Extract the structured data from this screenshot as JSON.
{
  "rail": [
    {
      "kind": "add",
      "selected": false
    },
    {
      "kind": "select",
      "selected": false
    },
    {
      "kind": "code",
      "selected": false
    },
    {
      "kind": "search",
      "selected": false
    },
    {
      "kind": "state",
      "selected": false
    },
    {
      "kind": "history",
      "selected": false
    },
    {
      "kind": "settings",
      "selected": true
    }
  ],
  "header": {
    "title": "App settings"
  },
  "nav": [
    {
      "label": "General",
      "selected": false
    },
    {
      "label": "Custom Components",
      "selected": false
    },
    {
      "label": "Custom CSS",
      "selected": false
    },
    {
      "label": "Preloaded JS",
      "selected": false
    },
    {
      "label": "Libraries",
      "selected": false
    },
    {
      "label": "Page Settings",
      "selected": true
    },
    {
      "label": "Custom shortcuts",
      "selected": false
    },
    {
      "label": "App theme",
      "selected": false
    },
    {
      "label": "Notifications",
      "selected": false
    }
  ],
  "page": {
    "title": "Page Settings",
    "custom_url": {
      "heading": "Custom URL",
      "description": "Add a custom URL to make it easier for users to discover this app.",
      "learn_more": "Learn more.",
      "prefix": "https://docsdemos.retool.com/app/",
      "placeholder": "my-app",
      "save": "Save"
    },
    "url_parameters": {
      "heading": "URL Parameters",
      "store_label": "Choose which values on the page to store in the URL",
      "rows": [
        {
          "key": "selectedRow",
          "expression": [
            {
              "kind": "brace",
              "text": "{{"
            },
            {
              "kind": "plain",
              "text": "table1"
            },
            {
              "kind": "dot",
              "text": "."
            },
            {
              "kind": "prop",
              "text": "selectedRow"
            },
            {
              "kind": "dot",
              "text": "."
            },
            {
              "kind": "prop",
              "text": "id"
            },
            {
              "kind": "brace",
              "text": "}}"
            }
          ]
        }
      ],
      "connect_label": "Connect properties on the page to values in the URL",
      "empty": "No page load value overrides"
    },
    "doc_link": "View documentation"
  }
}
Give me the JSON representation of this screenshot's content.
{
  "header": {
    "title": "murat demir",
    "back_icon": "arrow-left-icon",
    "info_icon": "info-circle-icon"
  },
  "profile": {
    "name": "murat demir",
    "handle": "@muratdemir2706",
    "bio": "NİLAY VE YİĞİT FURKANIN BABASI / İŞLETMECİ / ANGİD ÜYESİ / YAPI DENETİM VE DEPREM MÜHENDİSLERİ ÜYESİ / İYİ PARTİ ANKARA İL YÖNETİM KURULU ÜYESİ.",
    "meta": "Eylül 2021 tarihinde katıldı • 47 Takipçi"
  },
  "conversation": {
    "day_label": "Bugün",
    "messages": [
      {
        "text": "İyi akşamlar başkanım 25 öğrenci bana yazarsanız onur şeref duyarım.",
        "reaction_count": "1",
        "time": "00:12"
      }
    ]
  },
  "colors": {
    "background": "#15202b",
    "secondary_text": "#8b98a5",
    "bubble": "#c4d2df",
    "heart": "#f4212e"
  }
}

> _Written request_
Show all lines in the entries above where the string "values" appears.

> _Complete answer_
      "store_label": "Choose which values on the page to store in the URL",
      "connect_label": "Connect properties on the page to values in the URL",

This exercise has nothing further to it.